• _GIVEN TASK_:
With the pictures left out, copy the listing below exactly.

• _TASK INPUTS_:
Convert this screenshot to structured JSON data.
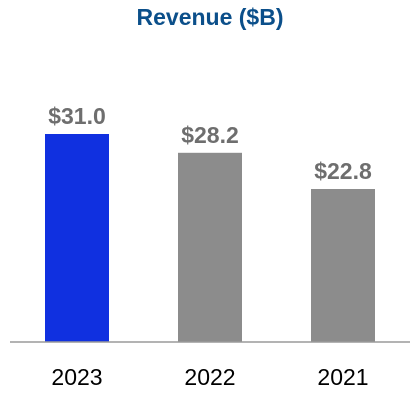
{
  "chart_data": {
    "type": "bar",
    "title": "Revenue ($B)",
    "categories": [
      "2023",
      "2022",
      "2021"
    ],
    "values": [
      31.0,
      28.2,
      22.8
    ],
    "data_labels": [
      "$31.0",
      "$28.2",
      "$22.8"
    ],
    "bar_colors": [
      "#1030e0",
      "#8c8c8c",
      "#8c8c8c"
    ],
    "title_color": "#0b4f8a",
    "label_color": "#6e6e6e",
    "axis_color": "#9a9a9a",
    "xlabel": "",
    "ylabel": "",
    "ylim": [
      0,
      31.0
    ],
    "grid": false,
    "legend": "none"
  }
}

• _TASK SOLUTION_:
Convert this screenshot to structured JSON data.
{
  "chart_data": {
    "type": "bar",
    "title": "Revenue ($B)",
    "categories": [
      "2023",
      "2022",
      "2021"
    ],
    "values": [
      31.0,
      28.2,
      22.8
    ],
    "data_labels": [
      "$31.0",
      "$28.2",
      "$22.8"
    ],
    "bar_colors": [
      "#1030e0",
      "#8c8c8c",
      "#8c8c8c"
    ],
    "title_color": "#0b4f8a",
    "label_color": "#6e6e6e",
    "axis_color": "#9a9a9a",
    "xlabel": "",
    "ylabel": "",
    "ylim": [
      0,
      31.0
    ],
    "grid": false,
    "legend": "none"
  }
}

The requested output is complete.